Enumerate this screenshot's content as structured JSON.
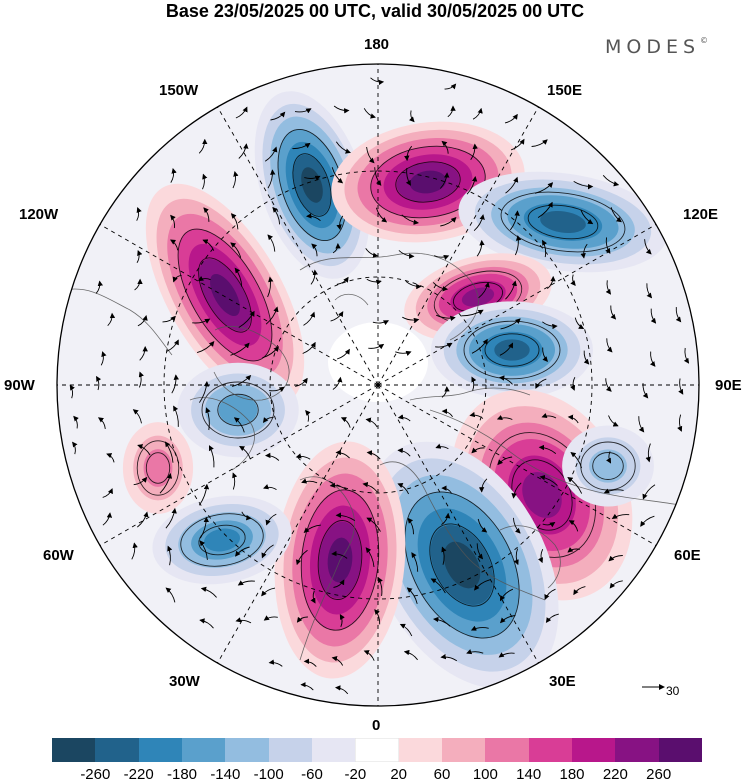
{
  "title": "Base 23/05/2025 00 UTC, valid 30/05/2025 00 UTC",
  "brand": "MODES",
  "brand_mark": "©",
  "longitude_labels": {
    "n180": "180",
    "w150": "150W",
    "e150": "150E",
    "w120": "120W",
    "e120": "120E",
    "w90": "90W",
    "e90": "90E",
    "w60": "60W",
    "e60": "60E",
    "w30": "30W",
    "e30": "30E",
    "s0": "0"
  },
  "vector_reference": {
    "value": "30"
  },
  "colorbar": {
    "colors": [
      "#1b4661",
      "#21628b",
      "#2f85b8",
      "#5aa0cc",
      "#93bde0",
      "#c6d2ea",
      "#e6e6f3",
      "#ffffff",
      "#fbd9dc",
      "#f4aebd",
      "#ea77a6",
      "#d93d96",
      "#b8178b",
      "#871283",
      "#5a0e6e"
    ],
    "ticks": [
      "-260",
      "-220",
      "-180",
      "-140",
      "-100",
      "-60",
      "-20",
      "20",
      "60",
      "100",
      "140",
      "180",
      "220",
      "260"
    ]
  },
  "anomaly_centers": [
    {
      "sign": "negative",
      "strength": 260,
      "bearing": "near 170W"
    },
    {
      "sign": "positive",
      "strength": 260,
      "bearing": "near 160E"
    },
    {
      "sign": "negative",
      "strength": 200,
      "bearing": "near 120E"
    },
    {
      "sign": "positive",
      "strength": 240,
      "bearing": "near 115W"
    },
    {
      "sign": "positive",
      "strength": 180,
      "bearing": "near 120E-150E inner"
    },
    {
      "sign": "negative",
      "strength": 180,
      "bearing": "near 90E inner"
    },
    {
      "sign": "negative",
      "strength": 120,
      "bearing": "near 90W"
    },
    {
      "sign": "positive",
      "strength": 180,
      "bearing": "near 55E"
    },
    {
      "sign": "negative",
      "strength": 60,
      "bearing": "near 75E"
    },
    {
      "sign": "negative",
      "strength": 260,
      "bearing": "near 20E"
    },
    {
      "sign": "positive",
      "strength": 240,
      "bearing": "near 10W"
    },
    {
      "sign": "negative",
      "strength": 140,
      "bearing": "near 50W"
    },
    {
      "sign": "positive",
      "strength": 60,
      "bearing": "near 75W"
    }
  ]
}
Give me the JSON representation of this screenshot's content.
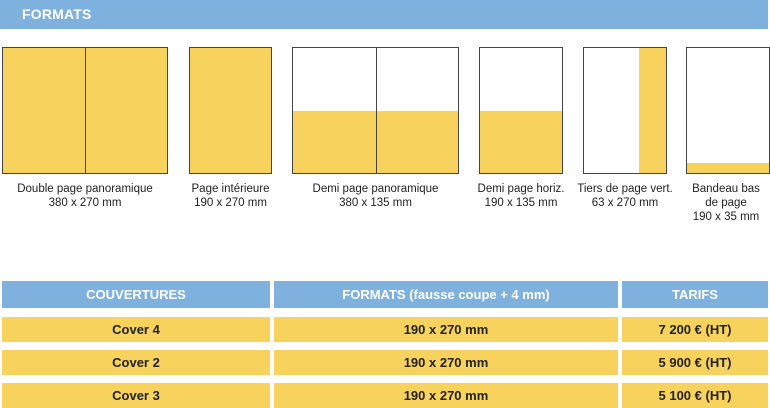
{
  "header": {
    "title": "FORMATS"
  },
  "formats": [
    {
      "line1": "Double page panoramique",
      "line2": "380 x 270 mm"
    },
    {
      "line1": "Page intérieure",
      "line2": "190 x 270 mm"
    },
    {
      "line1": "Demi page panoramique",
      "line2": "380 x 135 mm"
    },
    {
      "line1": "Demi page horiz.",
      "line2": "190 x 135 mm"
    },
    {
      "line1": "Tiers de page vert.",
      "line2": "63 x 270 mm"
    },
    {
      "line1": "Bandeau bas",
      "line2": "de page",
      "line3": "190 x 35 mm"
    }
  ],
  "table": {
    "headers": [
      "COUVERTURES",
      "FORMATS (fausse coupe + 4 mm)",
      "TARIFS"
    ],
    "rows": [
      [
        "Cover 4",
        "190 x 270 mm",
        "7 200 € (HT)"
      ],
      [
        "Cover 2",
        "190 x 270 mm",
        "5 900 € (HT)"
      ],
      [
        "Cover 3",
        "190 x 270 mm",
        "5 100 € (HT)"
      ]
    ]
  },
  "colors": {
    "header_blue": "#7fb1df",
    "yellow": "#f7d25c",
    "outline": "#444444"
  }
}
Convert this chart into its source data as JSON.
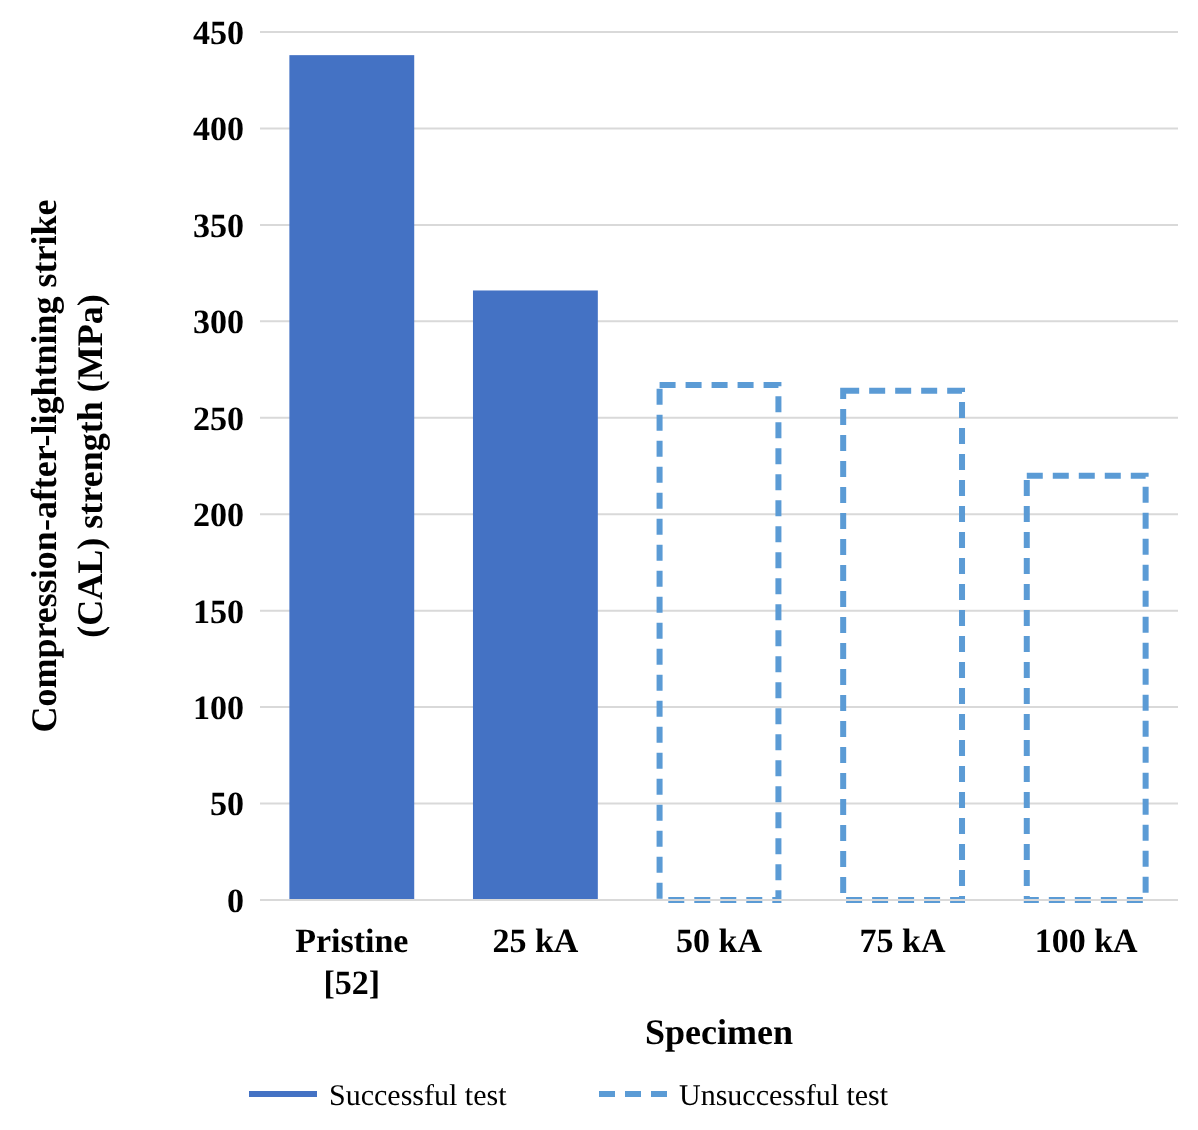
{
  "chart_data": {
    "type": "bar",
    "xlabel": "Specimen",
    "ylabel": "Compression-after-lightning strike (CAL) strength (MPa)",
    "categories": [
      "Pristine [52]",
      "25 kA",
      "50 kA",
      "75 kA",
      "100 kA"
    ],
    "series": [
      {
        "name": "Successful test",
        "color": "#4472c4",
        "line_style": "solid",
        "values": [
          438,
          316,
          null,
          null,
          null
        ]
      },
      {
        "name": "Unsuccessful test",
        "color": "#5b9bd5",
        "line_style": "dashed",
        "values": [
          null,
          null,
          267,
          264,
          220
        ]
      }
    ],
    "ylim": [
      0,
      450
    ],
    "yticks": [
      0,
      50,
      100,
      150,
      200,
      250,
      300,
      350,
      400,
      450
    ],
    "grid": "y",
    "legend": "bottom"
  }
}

Exercise instructions
Go through the material and select each line with the string "name" in it.

Task output
        "name": "Successful test",
        "name": "Unsuccessful test",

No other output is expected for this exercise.